Extracted data below:

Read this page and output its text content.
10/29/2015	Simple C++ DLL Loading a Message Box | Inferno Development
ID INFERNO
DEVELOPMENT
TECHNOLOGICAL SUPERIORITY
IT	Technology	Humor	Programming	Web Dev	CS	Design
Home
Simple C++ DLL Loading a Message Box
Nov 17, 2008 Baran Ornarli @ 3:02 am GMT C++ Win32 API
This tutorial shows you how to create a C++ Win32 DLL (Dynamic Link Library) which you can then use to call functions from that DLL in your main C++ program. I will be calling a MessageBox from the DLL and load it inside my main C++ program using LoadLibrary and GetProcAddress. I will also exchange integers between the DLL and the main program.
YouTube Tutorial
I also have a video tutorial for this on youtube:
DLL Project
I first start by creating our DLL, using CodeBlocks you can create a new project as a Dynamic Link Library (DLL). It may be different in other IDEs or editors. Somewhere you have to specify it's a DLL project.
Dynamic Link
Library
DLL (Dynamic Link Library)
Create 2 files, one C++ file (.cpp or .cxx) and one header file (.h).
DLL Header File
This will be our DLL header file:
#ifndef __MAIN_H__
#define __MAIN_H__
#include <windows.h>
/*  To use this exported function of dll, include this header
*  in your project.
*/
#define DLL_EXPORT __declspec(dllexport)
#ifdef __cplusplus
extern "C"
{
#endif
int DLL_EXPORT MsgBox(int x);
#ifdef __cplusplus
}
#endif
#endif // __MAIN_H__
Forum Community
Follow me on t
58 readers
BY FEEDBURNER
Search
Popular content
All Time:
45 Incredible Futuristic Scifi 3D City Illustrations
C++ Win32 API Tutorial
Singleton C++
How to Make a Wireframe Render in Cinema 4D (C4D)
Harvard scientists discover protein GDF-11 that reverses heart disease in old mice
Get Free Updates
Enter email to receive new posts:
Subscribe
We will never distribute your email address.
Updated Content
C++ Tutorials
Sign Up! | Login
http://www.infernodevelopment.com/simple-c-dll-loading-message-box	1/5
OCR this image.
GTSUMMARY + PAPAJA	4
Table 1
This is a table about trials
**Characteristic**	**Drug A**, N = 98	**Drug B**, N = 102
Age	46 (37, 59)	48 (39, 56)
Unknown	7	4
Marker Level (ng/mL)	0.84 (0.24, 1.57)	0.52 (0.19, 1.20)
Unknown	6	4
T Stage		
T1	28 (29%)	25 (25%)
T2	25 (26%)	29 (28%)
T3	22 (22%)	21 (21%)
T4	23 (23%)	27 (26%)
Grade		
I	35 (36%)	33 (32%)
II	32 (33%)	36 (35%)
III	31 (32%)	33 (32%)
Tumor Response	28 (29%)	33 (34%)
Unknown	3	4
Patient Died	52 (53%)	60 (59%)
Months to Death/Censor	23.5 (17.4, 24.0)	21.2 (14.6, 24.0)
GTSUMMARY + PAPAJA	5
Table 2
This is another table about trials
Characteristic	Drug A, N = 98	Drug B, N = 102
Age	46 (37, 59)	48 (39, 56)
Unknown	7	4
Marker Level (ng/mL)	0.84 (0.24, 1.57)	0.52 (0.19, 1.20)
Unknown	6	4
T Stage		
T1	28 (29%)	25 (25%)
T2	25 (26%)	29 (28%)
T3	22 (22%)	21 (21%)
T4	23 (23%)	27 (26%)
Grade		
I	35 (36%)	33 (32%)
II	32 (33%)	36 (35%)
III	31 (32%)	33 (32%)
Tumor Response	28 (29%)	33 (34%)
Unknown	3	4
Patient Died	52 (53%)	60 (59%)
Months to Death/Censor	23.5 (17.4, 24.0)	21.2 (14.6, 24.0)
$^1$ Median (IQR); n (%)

End of Extracted data.

== The problem ==
Each line above should appear again, reproduced exactly.

== Task answer ==
Read this page and output its text content.
10/29/2015	Simple C++ DLL Loading a Message Box | Inferno Development
ID INFERNO
DEVELOPMENT
TECHNOLOGICAL SUPERIORITY
IT	Technology	Humor	Programming	Web Dev	CS	Design
Home
Simple C++ DLL Loading a Message Box
Nov 17, 2008 Baran Ornarli @ 3:02 am GMT C++ Win32 API
This tutorial shows you how to create a C++ Win32 DLL (Dynamic Link Library) which you can then use to call functions from that DLL in your main C++ program. I will be calling a MessageBox from the DLL and load it inside my main C++ program using LoadLibrary and GetProcAddress. I will also exchange integers between the DLL and the main program.
YouTube Tutorial
I also have a video tutorial for this on youtube:
DLL Project
I first start by creating our DLL, using CodeBlocks you can create a new project as a Dynamic Link Library (DLL). It may be different in other IDEs or editors. Somewhere you have to specify it's a DLL project.
Dynamic Link
Library
DLL (Dynamic Link Library)
Create 2 files, one C++ file (.cpp or .cxx) and one header file (.h).
DLL Header File
This will be our DLL header file:
#ifndef __MAIN_H__
#define __MAIN_H__
#include <windows.h>
/*  To use this exported function of dll, include this header
*  in your project.
*/
#define DLL_EXPORT __declspec(dllexport)
#ifdef __cplusplus
extern "C"
{
#endif
int DLL_EXPORT MsgBox(int x);
#ifdef __cplusplus
}
#endif
#endif // __MAIN_H__
Forum Community
Follow me on t
58 readers
BY FEEDBURNER
Search
Popular content
All Time:
45 Incredible Futuristic Scifi 3D City Illustrations
C++ Win32 API Tutorial
Singleton C++
How to Make a Wireframe Render in Cinema 4D (C4D)
Harvard scientists discover protein GDF-11 that reverses heart disease in old mice
Get Free Updates
Enter email to receive new posts:
Subscribe
We will never distribute your email address.
Updated Content
C++ Tutorials
Sign Up! | Login
http://www.infernodevelopment.com/simple-c-dll-loading-message-box	1/5
OCR this image.
GTSUMMARY + PAPAJA	4
Table 1
This is a table about trials
**Characteristic**	**Drug A**, N = 98	**Drug B**, N = 102
Age	46 (37, 59)	48 (39, 56)
Unknown	7	4
Marker Level (ng/mL)	0.84 (0.24, 1.57)	0.52 (0.19, 1.20)
Unknown	6	4
T Stage		
T1	28 (29%)	25 (25%)
T2	25 (26%)	29 (28%)
T3	22 (22%)	21 (21%)
T4	23 (23%)	27 (26%)
Grade		
I	35 (36%)	33 (32%)
II	32 (33%)	36 (35%)
III	31 (32%)	33 (32%)
Tumor Response	28 (29%)	33 (34%)
Unknown	3	4
Patient Died	52 (53%)	60 (59%)
Months to Death/Censor	23.5 (17.4, 24.0)	21.2 (14.6, 24.0)
GTSUMMARY + PAPAJA	5
Table 2
This is another table about trials
Characteristic	Drug A, N = 98	Drug B, N = 102
Age	46 (37, 59)	48 (39, 56)
Unknown	7	4
Marker Level (ng/mL)	0.84 (0.24, 1.57)	0.52 (0.19, 1.20)
Unknown	6	4
T Stage		
T1	28 (29%)	25 (25%)
T2	25 (26%)	29 (28%)
T3	22 (22%)	21 (21%)
T4	23 (23%)	27 (26%)
Grade		
I	35 (36%)	33 (32%)
II	32 (33%)	36 (35%)
III	31 (32%)	33 (32%)
Tumor Response	28 (29%)	33 (34%)
Unknown	3	4
Patient Died	52 (53%)	60 (59%)
Months to Death/Censor	23.5 (17.4, 24.0)	21.2 (14.6, 24.0)
$^1$ Median (IQR); n (%)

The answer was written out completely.